Supplied records:

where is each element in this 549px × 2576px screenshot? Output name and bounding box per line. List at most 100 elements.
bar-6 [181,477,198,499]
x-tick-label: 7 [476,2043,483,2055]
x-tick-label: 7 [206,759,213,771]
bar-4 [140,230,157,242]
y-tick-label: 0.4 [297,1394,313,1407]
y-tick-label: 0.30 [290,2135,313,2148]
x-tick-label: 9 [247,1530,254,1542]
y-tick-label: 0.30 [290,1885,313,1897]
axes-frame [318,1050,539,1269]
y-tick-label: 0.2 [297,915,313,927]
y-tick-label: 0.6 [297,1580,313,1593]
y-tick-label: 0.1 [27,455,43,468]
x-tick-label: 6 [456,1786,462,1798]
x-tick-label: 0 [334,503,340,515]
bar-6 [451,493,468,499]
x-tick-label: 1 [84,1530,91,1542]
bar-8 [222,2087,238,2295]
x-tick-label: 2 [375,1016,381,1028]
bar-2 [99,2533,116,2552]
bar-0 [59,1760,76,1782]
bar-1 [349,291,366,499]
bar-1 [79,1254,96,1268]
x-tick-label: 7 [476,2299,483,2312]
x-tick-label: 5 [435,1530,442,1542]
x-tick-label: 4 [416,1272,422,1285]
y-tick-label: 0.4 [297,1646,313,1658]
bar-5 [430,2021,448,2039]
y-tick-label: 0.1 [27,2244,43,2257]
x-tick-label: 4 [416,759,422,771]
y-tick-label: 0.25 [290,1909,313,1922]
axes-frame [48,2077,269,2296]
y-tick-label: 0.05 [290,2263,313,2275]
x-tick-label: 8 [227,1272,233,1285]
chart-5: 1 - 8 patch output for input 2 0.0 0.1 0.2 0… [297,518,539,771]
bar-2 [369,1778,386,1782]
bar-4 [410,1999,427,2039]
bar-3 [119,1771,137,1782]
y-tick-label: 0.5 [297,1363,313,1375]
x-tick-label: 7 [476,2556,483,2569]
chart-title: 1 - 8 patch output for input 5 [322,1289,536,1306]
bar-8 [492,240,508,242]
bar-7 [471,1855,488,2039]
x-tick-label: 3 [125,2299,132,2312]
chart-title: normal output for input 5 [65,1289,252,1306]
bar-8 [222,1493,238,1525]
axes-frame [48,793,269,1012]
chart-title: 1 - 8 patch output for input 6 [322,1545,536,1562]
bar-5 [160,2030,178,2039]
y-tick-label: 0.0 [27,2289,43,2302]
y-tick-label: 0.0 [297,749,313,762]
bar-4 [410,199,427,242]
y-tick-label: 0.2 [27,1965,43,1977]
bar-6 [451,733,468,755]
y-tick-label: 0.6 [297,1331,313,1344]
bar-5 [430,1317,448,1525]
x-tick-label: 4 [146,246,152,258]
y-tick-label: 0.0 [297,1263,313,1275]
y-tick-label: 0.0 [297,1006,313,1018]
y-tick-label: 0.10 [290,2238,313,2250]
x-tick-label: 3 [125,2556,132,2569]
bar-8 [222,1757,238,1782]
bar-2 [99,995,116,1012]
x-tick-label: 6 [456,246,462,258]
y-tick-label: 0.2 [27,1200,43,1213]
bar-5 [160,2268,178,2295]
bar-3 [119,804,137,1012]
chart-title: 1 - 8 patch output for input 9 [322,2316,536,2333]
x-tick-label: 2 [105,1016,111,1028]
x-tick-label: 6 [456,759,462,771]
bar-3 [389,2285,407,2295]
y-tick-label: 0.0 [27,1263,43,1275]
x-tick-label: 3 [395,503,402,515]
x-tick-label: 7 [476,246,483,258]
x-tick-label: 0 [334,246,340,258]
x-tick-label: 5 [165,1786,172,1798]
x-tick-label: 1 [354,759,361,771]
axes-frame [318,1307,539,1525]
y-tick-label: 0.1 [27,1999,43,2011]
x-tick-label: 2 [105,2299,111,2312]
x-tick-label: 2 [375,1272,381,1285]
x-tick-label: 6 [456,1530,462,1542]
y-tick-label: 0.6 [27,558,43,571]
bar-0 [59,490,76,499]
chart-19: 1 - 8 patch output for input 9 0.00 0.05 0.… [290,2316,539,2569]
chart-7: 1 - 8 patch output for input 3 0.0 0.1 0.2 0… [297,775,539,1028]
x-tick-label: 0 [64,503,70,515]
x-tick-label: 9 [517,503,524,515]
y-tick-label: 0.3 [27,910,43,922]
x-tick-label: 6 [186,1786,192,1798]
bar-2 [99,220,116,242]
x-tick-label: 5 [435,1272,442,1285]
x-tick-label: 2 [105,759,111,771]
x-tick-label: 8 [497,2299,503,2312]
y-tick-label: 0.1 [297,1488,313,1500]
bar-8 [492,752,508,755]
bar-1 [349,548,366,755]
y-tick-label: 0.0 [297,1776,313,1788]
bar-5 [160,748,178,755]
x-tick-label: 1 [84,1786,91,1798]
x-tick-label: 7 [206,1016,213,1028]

To be done: Reproduce every entry above line by line, with each character unchanged.

In response:
where is each element in this 549px × 2576px screenshot? Output name and bounding box per line. List at most 100 elements.
bar-6 [181,477,198,499]
x-tick-label: 7 [476,2043,483,2055]
x-tick-label: 7 [206,759,213,771]
bar-4 [140,230,157,242]
y-tick-label: 0.4 [297,1394,313,1407]
y-tick-label: 0.30 [290,2135,313,2148]
x-tick-label: 9 [247,1530,254,1542]
y-tick-label: 0.30 [290,1885,313,1897]
axes-frame [318,1050,539,1269]
y-tick-label: 0.2 [297,915,313,927]
y-tick-label: 0.6 [297,1580,313,1593]
y-tick-label: 0.1 [27,455,43,468]
x-tick-label: 6 [456,1786,462,1798]
x-tick-label: 0 [334,503,340,515]
bar-6 [451,493,468,499]
x-tick-label: 1 [84,1530,91,1542]
bar-8 [222,2087,238,2295]
x-tick-label: 2 [375,1016,381,1028]
bar-2 [99,2533,116,2552]
bar-0 [59,1760,76,1782]
bar-1 [349,291,366,499]
bar-1 [79,1254,96,1268]
x-tick-label: 7 [476,2299,483,2312]
x-tick-label: 5 [435,1530,442,1542]
x-tick-label: 4 [416,1272,422,1285]
y-tick-label: 0.4 [297,1646,313,1658]
bar-5 [430,2021,448,2039]
y-tick-label: 0.1 [27,2244,43,2257]
x-tick-label: 4 [416,759,422,771]
y-tick-label: 0.25 [290,1909,313,1922]
axes-frame [48,2077,269,2296]
y-tick-label: 0.05 [290,2263,313,2275]
x-tick-label: 8 [227,1272,233,1285]
chart-5: 1 - 8 patch output for input 2 0.0 0.1 0.2 0… [297,518,539,771]
bar-2 [369,1778,386,1782]
bar-4 [410,1999,427,2039]
bar-3 [119,1771,137,1782]
y-tick-label: 0.5 [297,1363,313,1375]
x-tick-label: 7 [476,2556,483,2569]
chart-title: 1 - 8 patch output for input 5 [322,1289,536,1306]
bar-8 [492,240,508,242]
bar-7 [471,1855,488,2039]
x-tick-label: 3 [125,2299,132,2312]
chart-title: normal output for input 5 [65,1289,252,1306]
bar-8 [222,1493,238,1525]
axes-frame [48,793,269,1012]
chart-title: 1 - 8 patch output for input 6 [322,1545,536,1562]
bar-5 [160,2030,178,2039]
y-tick-label: 0.0 [27,2289,43,2302]
y-tick-label: 0.0 [297,749,313,762]
bar-4 [410,199,427,242]
y-tick-label: 0.2 [27,1965,43,1977]
bar-6 [451,733,468,755]
y-tick-label: 0.6 [297,1331,313,1344]
bar-5 [430,1317,448,1525]
x-tick-label: 4 [146,246,152,258]
y-tick-label: 0.0 [297,1263,313,1275]
y-tick-label: 0.0 [297,1006,313,1018]
y-tick-label: 0.10 [290,2238,313,2250]
x-tick-label: 3 [125,2556,132,2569]
bar-8 [222,1757,238,1782]
bar-2 [99,995,116,1012]
x-tick-label: 6 [456,246,462,258]
y-tick-label: 0.2 [27,1200,43,1213]
bar-5 [160,2268,178,2295]
bar-3 [119,804,137,1012]
chart-title: 1 - 8 patch output for input 9 [322,2316,536,2333]
x-tick-label: 2 [105,1016,111,1028]
x-tick-label: 6 [456,759,462,771]
bar-3 [389,2285,407,2295]
y-tick-label: 0.0 [27,1263,43,1275]
x-tick-label: 3 [395,503,402,515]
x-tick-label: 7 [476,246,483,258]
x-tick-label: 0 [334,246,340,258]
x-tick-label: 5 [165,1786,172,1798]
x-tick-label: 1 [354,759,361,771]
axes-frame [318,1307,539,1525]
y-tick-label: 0.1 [27,1999,43,2011]
x-tick-label: 2 [105,2299,111,2312]
x-tick-label: 2 [375,1272,381,1285]
x-tick-label: 6 [456,1530,462,1542]
y-tick-label: 0.6 [27,558,43,571]
bar-0 [59,490,76,499]
chart-19: 1 - 8 patch output for input 9 0.00 0.05 0.… [290,2316,539,2569]
chart-7: 1 - 8 patch output for input 3 0.0 0.1 0.2 0… [297,775,539,1028]
x-tick-label: 0 [64,503,70,515]
x-tick-label: 9 [517,503,524,515]
y-tick-label: 0.3 [27,910,43,922]
x-tick-label: 6 [186,1786,192,1798]
bar-2 [99,220,116,242]
x-tick-label: 5 [435,1272,442,1285]
x-tick-label: 2 [105,759,111,771]
x-tick-label: 8 [497,2299,503,2312]
y-tick-label: 0.1 [297,1488,313,1500]
bar-8 [492,752,508,755]
bar-1 [349,548,366,755]
y-tick-label: 0.0 [297,1776,313,1788]
bar-5 [160,748,178,755]
x-tick-label: 1 [84,1786,91,1798]
x-tick-label: 7 [206,1016,213,1028]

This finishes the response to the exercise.